OPDRACHT: Welke instelling krijgt in het besluit over de omwisseling van hryvnia toestemming om werkzaamheden te verrichten?

+++ TEKSTFRAGMENT +++

Besluit van 31 mei 2022, houdende toestemming als bedoeld in artikel 9, aanhef en onder c, van de Bankwet 1998 tot het verrichten van werkzaamheden in verband met de omwisseling van hryvnia voor Oekraïense ontheemden

Wij Willem-Alexander, bij de gratie Gods, Koning der Nederlanden, Prins van Oranje-Nassau, enz. enz. enz.

Op de voordracht van Onze Minister van Financiën van 31 mei 2022, nr. 2022-0000151974, directie Financiële Markten;

Gelet op artikel 9, aanhef en onder c, van de Bankwet 1998;

Hebben goedgevonden en verstaan:

Artikel 1

Aan De Nederlandsche Bank N.V. wordt toestemming verleend om werkzaamheden te verrichten ter uitvoering van de Aanbeveling van de Raad van 19 april 2022 betreffende de omwisseling van hryvnia-biljetten in de valuta van de lidstaten van ontvangst ten behoeve van ontheemden uit Oekraïne (PbEU 2022, C 166).

+++ GEGEVENSREGELS +++

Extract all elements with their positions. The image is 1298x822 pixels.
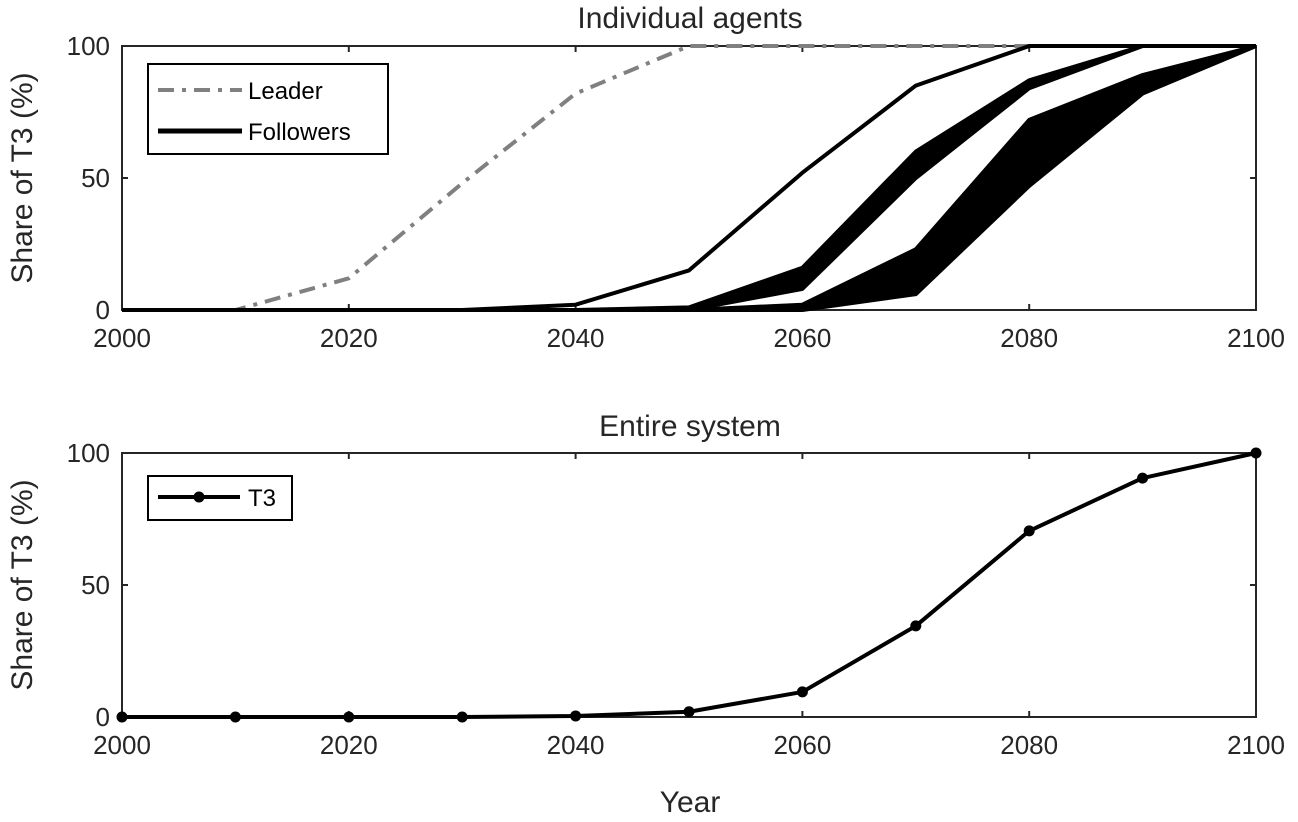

+++

ANTWOORD: De Nederlandsche Bank N.V.